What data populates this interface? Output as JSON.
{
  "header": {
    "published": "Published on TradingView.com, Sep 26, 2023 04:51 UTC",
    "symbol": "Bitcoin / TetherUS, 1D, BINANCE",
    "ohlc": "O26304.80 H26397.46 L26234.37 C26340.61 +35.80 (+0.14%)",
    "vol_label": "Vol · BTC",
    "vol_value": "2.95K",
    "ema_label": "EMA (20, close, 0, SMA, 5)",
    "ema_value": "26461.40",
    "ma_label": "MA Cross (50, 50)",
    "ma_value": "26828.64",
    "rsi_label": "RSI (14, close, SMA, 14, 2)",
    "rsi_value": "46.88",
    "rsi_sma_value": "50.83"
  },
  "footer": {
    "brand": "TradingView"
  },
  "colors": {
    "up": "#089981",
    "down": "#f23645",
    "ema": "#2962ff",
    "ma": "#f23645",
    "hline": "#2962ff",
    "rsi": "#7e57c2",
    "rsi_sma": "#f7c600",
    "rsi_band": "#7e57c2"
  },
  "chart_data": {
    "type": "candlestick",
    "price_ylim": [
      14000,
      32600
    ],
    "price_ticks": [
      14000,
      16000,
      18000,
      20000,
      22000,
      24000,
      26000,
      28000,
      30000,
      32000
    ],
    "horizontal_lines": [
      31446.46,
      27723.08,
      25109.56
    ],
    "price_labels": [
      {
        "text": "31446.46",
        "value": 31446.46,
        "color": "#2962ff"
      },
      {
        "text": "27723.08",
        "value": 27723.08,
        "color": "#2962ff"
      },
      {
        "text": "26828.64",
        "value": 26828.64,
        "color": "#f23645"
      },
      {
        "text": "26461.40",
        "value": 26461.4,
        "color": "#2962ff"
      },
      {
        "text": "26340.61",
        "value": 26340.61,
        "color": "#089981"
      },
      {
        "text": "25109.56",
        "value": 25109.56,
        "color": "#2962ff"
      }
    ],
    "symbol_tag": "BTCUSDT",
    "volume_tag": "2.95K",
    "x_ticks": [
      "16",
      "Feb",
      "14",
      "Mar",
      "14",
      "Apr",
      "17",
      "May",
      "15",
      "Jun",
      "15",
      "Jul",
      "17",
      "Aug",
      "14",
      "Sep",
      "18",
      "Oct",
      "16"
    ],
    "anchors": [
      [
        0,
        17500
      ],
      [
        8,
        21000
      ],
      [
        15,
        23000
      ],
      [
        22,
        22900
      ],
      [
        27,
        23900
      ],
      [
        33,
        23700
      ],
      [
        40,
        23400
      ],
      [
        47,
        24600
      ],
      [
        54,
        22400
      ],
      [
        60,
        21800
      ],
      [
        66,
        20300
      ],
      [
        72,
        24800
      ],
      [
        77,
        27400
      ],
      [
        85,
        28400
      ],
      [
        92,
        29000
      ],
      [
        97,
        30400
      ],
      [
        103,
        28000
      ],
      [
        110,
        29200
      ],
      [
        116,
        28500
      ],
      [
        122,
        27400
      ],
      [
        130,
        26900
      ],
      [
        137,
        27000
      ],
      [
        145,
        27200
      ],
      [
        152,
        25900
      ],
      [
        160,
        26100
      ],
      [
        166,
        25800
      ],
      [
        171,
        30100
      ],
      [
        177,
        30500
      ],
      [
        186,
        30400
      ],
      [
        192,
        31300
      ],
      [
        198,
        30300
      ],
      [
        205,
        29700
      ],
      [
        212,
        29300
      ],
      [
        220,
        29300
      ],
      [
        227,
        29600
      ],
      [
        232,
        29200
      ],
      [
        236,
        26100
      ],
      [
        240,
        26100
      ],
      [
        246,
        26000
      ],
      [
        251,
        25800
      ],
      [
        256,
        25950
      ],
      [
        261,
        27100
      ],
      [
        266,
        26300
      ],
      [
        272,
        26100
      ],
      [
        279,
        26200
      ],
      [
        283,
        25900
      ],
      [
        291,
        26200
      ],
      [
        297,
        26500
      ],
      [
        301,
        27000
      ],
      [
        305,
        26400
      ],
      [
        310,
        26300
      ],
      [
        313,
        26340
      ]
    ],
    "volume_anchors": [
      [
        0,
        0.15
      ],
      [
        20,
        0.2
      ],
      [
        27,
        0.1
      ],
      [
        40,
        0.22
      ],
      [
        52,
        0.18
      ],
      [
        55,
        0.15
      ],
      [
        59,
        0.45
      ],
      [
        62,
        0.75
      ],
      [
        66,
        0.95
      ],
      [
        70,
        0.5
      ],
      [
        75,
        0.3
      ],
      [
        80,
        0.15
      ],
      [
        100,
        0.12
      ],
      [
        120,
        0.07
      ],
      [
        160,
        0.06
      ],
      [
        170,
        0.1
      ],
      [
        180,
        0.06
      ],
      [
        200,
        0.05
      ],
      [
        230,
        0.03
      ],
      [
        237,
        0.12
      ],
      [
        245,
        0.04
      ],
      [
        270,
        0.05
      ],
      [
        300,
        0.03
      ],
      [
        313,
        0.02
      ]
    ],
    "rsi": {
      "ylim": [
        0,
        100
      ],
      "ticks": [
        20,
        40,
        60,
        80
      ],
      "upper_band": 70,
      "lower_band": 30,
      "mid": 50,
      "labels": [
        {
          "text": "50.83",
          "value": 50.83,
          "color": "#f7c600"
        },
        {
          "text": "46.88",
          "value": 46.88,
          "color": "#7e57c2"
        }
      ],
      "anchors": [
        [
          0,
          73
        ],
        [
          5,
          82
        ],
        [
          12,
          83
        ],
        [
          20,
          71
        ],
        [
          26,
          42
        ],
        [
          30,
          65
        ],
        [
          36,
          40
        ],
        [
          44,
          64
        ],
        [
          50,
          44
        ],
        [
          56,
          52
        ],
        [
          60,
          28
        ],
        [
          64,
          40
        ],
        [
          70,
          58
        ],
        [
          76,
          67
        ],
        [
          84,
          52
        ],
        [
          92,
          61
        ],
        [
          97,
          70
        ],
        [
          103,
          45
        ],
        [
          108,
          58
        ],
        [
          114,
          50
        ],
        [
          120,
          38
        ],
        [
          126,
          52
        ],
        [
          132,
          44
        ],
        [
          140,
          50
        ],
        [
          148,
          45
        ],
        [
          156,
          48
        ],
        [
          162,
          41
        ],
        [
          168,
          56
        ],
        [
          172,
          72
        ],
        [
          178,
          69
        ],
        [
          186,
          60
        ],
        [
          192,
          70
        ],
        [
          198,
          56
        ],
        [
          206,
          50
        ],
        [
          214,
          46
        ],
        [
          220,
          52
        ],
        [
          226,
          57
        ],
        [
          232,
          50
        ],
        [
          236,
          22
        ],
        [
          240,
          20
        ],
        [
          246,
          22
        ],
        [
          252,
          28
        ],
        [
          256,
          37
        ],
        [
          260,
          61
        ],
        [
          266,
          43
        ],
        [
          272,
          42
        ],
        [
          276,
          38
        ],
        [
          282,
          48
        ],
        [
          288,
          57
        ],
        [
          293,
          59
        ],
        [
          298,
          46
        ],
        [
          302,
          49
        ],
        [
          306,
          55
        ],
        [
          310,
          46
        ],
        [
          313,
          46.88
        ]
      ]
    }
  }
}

» **EXERCISE GOAL**: Using the data above, copy each line that contains "text".

» **TASK OUTPUT**:
        "text": "31446.46",
        "text": "27723.08",
        "text": "26828.64",
        "text": "26461.40",
        "text": "26340.61",
        "text": "25109.56",
          "text": "50.83",
          "text": "46.88",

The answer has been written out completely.